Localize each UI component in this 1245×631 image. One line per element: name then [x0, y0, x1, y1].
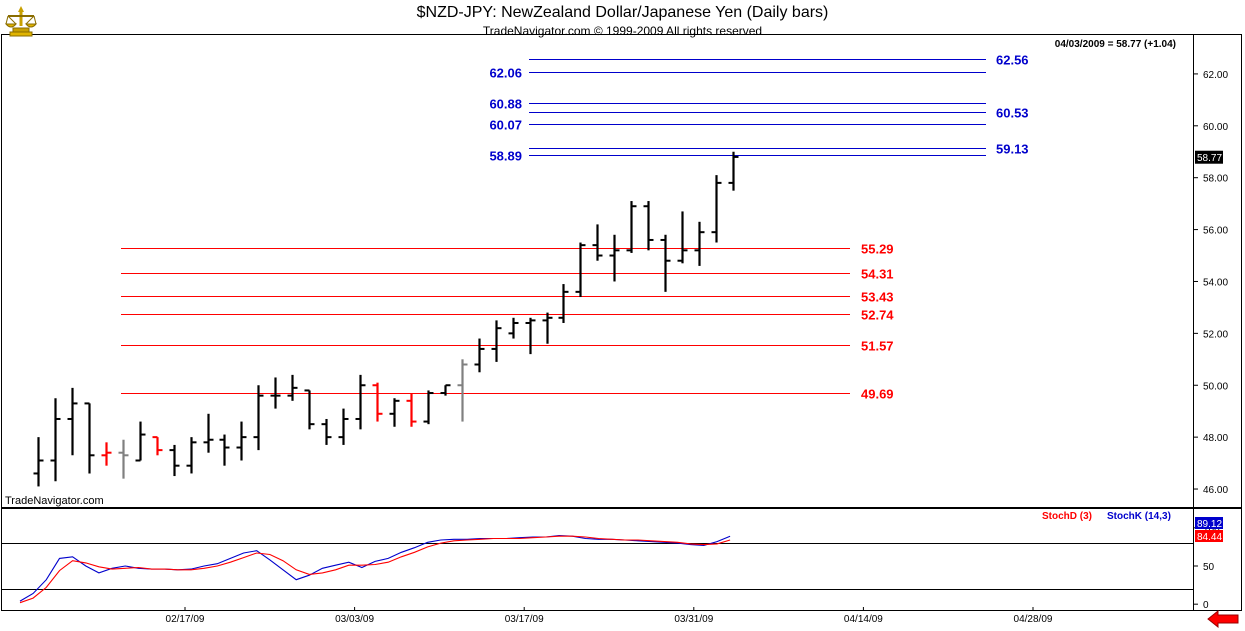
ohlc-bar — [558, 284, 569, 323]
ohlc-bar — [84, 402, 95, 474]
stochd-last-value: 84.44 — [1197, 532, 1222, 543]
fib-level-label: 59.13 — [996, 142, 1029, 157]
chart-title: $NZD-JPY: NewZealand Dollar/Japanese Yen… — [416, 4, 829, 21]
fib-level-label: 62.06 — [489, 66, 522, 81]
ohlc-bar — [203, 413, 214, 453]
ohlc-bar — [372, 382, 383, 422]
date-tick-label: 03/17/09 — [505, 614, 544, 625]
fib-level-label: 49.69 — [861, 387, 894, 402]
ohlc-bar — [440, 384, 451, 396]
stoch-legend-d: StochD (3) — [1042, 511, 1092, 522]
price-tick-label: 50.00 — [1203, 381, 1228, 392]
fib-level-label: 52.74 — [861, 308, 894, 323]
price-tick-label: 58.00 — [1203, 174, 1228, 185]
stoch-panel-frame — [1, 508, 1242, 611]
ohlc-bar — [592, 224, 603, 261]
ohlc-bar — [321, 418, 332, 445]
ohlc-bar — [236, 421, 247, 461]
fib-level-label: 55.29 — [861, 242, 894, 257]
price-tick-label: 52.00 — [1203, 329, 1228, 340]
date-tick-label: 04/14/09 — [844, 614, 883, 625]
price-tick-label: 46.00 — [1203, 485, 1228, 496]
date-tick-label: 03/03/09 — [335, 614, 374, 625]
price-readout: 04/03/2009 = 58.77 (+1.04) — [1055, 39, 1176, 50]
ohlc-bar — [728, 151, 739, 191]
ohlc-bar — [219, 434, 230, 466]
stochk-last-value: 89.12 — [1197, 519, 1222, 530]
ohlc-bar — [542, 312, 553, 344]
trade-navigator-logo-icon — [4, 6, 38, 37]
stochk-last-value-box — [1195, 517, 1223, 529]
stochd-line — [19, 535, 731, 604]
ohlc-bar — [660, 234, 671, 292]
ohlc-bar — [355, 374, 366, 430]
ohlc-bar — [389, 398, 400, 427]
fib-level-label: 60.07 — [489, 118, 522, 133]
ohlc-bar — [186, 437, 197, 474]
ohlc-bar — [338, 408, 349, 445]
fib-level-label: 62.56 — [996, 53, 1029, 68]
watermark: TradeNavigator.com — [5, 495, 104, 507]
price-tick-label: 54.00 — [1203, 277, 1228, 288]
fib-level-label: 54.31 — [861, 267, 894, 282]
scroll-left-arrow-icon[interactable] — [1206, 610, 1240, 628]
last-price-label: 58.77 — [1197, 153, 1222, 164]
ohlc-bar — [694, 221, 705, 266]
date-tick-label: 03/31/09 — [674, 614, 713, 625]
stochd-last-value-box — [1195, 530, 1223, 542]
ohlc-bar — [135, 421, 146, 462]
ohlc-bar — [609, 234, 620, 282]
last-price-box — [1195, 150, 1223, 164]
ohlc-bar — [711, 175, 722, 243]
stoch-tick-label: 50 — [1203, 562, 1215, 573]
ohlc-bar — [423, 390, 434, 425]
ohlc-bar — [270, 377, 281, 409]
fib-level-label: 51.57 — [861, 339, 894, 354]
price-panel-frame — [1, 34, 1242, 508]
ohlc-bar — [525, 317, 536, 355]
date-tick-label: 04/28/09 — [1014, 614, 1053, 625]
ohlc-bar — [101, 442, 112, 466]
ohlc-bar — [474, 338, 485, 373]
ohlc-bar — [287, 374, 298, 401]
price-tick-label: 56.00 — [1203, 226, 1228, 237]
ohlc-bar — [491, 320, 502, 362]
price-tick-label: 48.00 — [1203, 433, 1228, 444]
ohlc-bar — [626, 201, 637, 253]
price-tick-label: 60.00 — [1203, 122, 1228, 133]
ohlc-bar — [575, 242, 586, 298]
ohlc-bar — [152, 436, 163, 456]
ohlc-bar — [50, 398, 61, 482]
stoch-tick-label: 100 — [1203, 524, 1220, 535]
ohlc-bar — [643, 201, 654, 251]
stoch-tick-label: 0 — [1203, 600, 1209, 611]
ohlc-bar — [508, 317, 519, 339]
fib-level-label: 60.53 — [996, 106, 1029, 121]
date-tick-label: 02/17/09 — [166, 614, 205, 625]
ohlc-bar — [67, 387, 78, 456]
fib-level-label: 58.89 — [489, 149, 522, 164]
chart-subtitle: TradeNavigator.com © 1999-2009 All right… — [482, 24, 763, 38]
ohlc-bar — [677, 211, 688, 264]
fib-level-label: 53.43 — [861, 290, 894, 305]
ohlc-bar — [118, 439, 129, 479]
ohlc-bar — [457, 359, 468, 422]
ohlc-bar — [406, 393, 417, 427]
ohlc-bar — [304, 389, 315, 430]
ohlc-bar — [33, 437, 44, 487]
ohlc-bar — [169, 444, 180, 477]
fib-level-label: 60.88 — [489, 97, 522, 112]
stoch-legend-k: StochK (14,3) — [1107, 511, 1171, 522]
price-tick-label: 62.00 — [1203, 70, 1228, 81]
ohlc-bar — [253, 385, 264, 451]
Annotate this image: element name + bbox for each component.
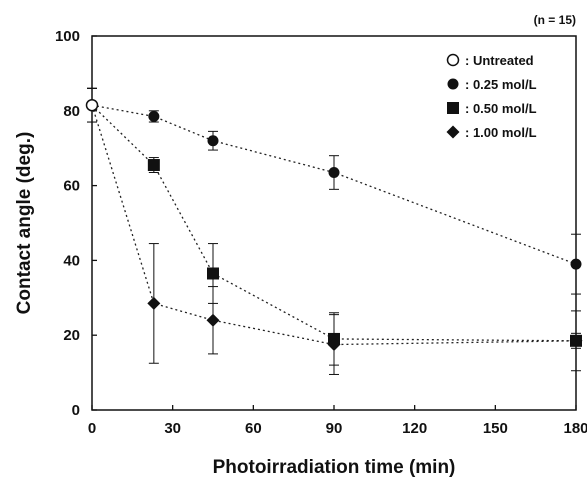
untreated-marker <box>87 100 98 111</box>
y-axis-label: Contact angle (deg.) <box>14 132 35 315</box>
circle-marker <box>208 135 219 146</box>
square-marker <box>148 159 160 171</box>
x-tick-label: 150 <box>483 420 508 437</box>
legend-label: : 0.50 mol/L <box>465 101 537 116</box>
y-tick-label: 80 <box>63 103 80 120</box>
circle-marker <box>329 167 340 178</box>
square-marker <box>207 267 219 279</box>
y-tick-label: 0 <box>72 402 80 419</box>
x-tick-label: 0 <box>88 420 96 437</box>
series-lines <box>92 105 576 344</box>
legend-label: : 0.25 mol/L <box>465 77 537 92</box>
legend-label: : Untreated <box>465 53 534 68</box>
series-line <box>92 105 576 341</box>
y-tick-label: 60 <box>63 178 80 195</box>
sample-size-note: (n = 15) <box>534 13 576 27</box>
x-tick-label: 90 <box>326 420 343 437</box>
y-tick-label: 100 <box>55 28 80 45</box>
circle-marker <box>448 79 459 90</box>
square-marker <box>447 102 459 114</box>
x-axis-label: Photoirradiation time (min) <box>213 457 456 478</box>
circle-marker <box>148 111 159 122</box>
x-tick-label: 180 <box>563 420 587 437</box>
x-tick-label: 30 <box>164 420 181 437</box>
circle-marker <box>571 259 582 270</box>
legend-label: : 1.00 mol/L <box>465 125 537 140</box>
diamond-marker <box>447 126 460 139</box>
series-line <box>92 105 576 344</box>
x-tick-label: 120 <box>402 420 427 437</box>
diamond-marker <box>147 297 160 310</box>
y-tick-label: 40 <box>63 252 80 269</box>
diamond-marker <box>207 314 220 327</box>
x-tick-label: 60 <box>245 420 262 437</box>
legend: : Untreated : 0.25 mol/L : 0.50 mol/L : 1.0… <box>447 53 537 140</box>
y-tick-label: 20 <box>63 327 80 344</box>
untreated-marker <box>448 55 459 66</box>
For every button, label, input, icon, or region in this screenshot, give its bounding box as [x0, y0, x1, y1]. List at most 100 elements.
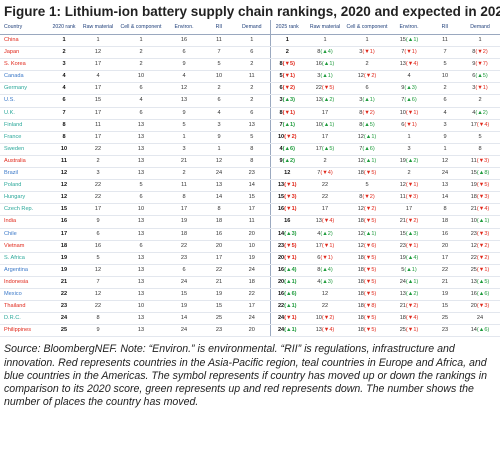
table-cell: 9	[78, 324, 118, 338]
table-cell: 10(▲1)	[460, 215, 500, 229]
table-row: Vietnam 18 16 6 22 20 10 23(▼5) 17(▼1) 12(▼6) 23(▼…	[0, 240, 500, 253]
table-cell: 2	[430, 82, 460, 96]
table-cell: 8	[430, 203, 460, 217]
table-cell: 23	[50, 300, 78, 314]
table-cell: 5	[204, 58, 234, 72]
table-cell: 11(▼3)	[388, 191, 430, 205]
table-cell: 4	[204, 107, 234, 120]
table-cell: 2	[204, 82, 234, 96]
table-cell: 6(▼1)	[304, 252, 346, 265]
table-cell: 13	[118, 119, 164, 132]
country-cell: Brazil	[0, 167, 50, 181]
table-cell: 17	[304, 203, 346, 217]
table-cell: 10	[118, 300, 164, 314]
table-cell: 3(▼1)	[460, 82, 500, 96]
table-cell: 5	[346, 179, 388, 193]
table-cell: 8(▼1)	[269, 107, 304, 120]
table-cell: 17(▼1)	[304, 240, 346, 253]
table-row: China 1 1 1 16 11 1 1 1 1 15(▲1) 11 1	[0, 34, 500, 48]
table-cell: 12	[78, 46, 118, 60]
table-cell: 8	[204, 203, 234, 217]
table-row: Argentina 19 12 13 6 22 24 16(▲4) 8(▲4) 18(▼5) 5(▲…	[0, 264, 500, 277]
table-cell: 6	[430, 94, 460, 108]
table-cell: 14	[430, 191, 460, 205]
table-cell: 13	[234, 119, 270, 132]
table-row: U.K. 7 17 6 9 4 6 8(▼1) 17 8(▼2) 10(▼1) 4 4(▲2)	[0, 107, 500, 120]
table-cell: 20(▼3)	[460, 300, 500, 314]
table-row: Sweden 10 22 13 3 1 8 4(▲6) 17(▲5) 7(▲6) 3 1 8	[0, 143, 500, 156]
table-cell: 20(▼1)	[269, 252, 304, 265]
table-cell: 15	[430, 300, 460, 314]
table-cell: 15	[164, 288, 204, 302]
table-row: Poland 12 22 5 11 13 14 13(▼1) 22 5 12(▼1) 13 19(▼5)	[0, 179, 500, 193]
table-cell: 17	[78, 82, 118, 96]
table-cell: 3	[430, 119, 460, 132]
table-cell: 2	[118, 58, 164, 72]
table-cell: 17	[78, 203, 118, 217]
table-cell: 12	[304, 288, 346, 302]
table-cell: 5	[78, 252, 118, 265]
table-cell: 23	[204, 324, 234, 338]
table-cell: 19	[164, 300, 204, 314]
table-cell: 7(▼4)	[304, 167, 346, 181]
table-cell: 1	[304, 34, 346, 48]
table-row: Thailand 23 22 10 19 15 17 22(▲1) 22 18(▼8) 21(▼2)…	[0, 300, 500, 314]
table-cell: 6	[50, 94, 78, 108]
table-cell: 9	[430, 131, 460, 144]
table-cell: 4(▲2)	[304, 228, 346, 241]
table-cell: 11	[234, 215, 270, 229]
column-header: RII	[204, 20, 234, 35]
table-cell: 10	[234, 240, 270, 253]
table-row: Philippines 25 9 13 24 23 20 24(▲1) 13(▼4) 18(▼5)…	[0, 324, 500, 338]
table-cell: 1	[164, 131, 204, 144]
table-cell: 16(▲1)	[304, 58, 346, 72]
table-cell: 16	[78, 240, 118, 253]
table-cell: 16	[204, 228, 234, 241]
table-cell: 1	[388, 131, 430, 144]
country-cell: Indonesia	[0, 276, 50, 289]
table-cell: 16(▼1)	[269, 203, 304, 217]
table-cell: 25	[430, 312, 460, 326]
table-cell: 21	[164, 155, 204, 169]
table-cell: 22	[304, 191, 346, 205]
table-cell: 21	[50, 276, 78, 289]
table-cell: 7(▲1)	[269, 119, 304, 132]
table-row: Chile 17 6 13 18 16 20 14(▲3) 4(▲2) 12(▲1) 15(▲3) 1…	[0, 228, 500, 241]
table-cell: 10	[118, 203, 164, 217]
table-cell: 6	[164, 46, 204, 60]
table-cell: 5(▲1)	[388, 264, 430, 277]
table-cell: 12	[164, 82, 204, 96]
table-cell: 25(▼1)	[460, 264, 500, 277]
table-cell: 18	[234, 276, 270, 289]
table-cell: 16(▲6)	[269, 288, 304, 302]
table-row: Mexico 22 12 13 15 19 22 16(▲6) 12 18(▼5) 13(▲2) 19…	[0, 288, 500, 302]
table-cell: 15(▲8)	[460, 167, 500, 181]
table-row: S. Africa 19 5 13 23 17 19 20(▼1) 6(▼1) 18(▼5) 19(…	[0, 252, 500, 265]
column-header: Environ.	[388, 20, 430, 35]
table-cell: 18(▼4)	[388, 312, 430, 326]
table-cell: 13(▲5)	[460, 276, 500, 289]
table-cell: 2	[234, 82, 270, 96]
table-cell: 3	[164, 143, 204, 156]
table-cell: 20	[234, 228, 270, 241]
table-row: D.R.C. 24 8 13 14 25 24 24(▼1) 10(▼2) 18(▼5) 18(▼4…	[0, 312, 500, 326]
table-cell: 5	[234, 131, 270, 144]
table-cell: 15(▲1)	[388, 34, 430, 48]
table-cell: 8	[460, 143, 500, 156]
table-cell: 22	[78, 191, 118, 205]
table-row: Czech Rep. 15 17 10 17 8 17 16(▼1) 17 12(▼2) 17 8 21…	[0, 203, 500, 217]
table-cell: 18(▼5)	[346, 252, 388, 265]
table-cell: 24	[164, 276, 204, 289]
table-cell: 18(▼5)	[346, 167, 388, 181]
table-row: Germany 4 17 6 12 2 2 6(▼2) 22(▼5) 6 9(▲3) 2 3(▼1)	[0, 82, 500, 96]
column-header: Environ.	[164, 20, 204, 35]
table-cell: 8	[50, 131, 78, 144]
table-cell: 22	[78, 143, 118, 156]
table-cell: 2	[164, 167, 204, 181]
table-cell: 4	[388, 70, 430, 84]
table-cell: 11	[50, 155, 78, 169]
table-cell: 9(▼7)	[460, 58, 500, 72]
table-cell: 16(▲4)	[269, 264, 304, 277]
table-cell: 17	[78, 58, 118, 72]
table-cell: 14	[164, 312, 204, 326]
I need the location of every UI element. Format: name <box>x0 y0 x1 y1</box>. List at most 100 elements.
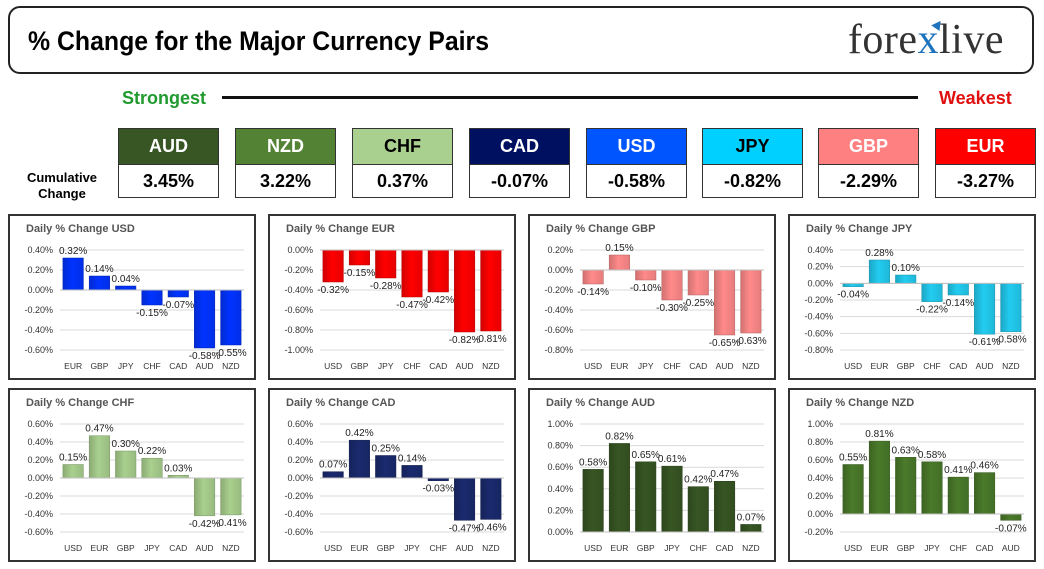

──────────

Which lines in the items above contain the word "each"? Pull out every such line in full, treating uppercase and lowercase as different.

Localize each UI component in this 1245×631 image. One line per element: name then [x0, y0, x1, y1].
Annotate this image: element name + bbox for each component.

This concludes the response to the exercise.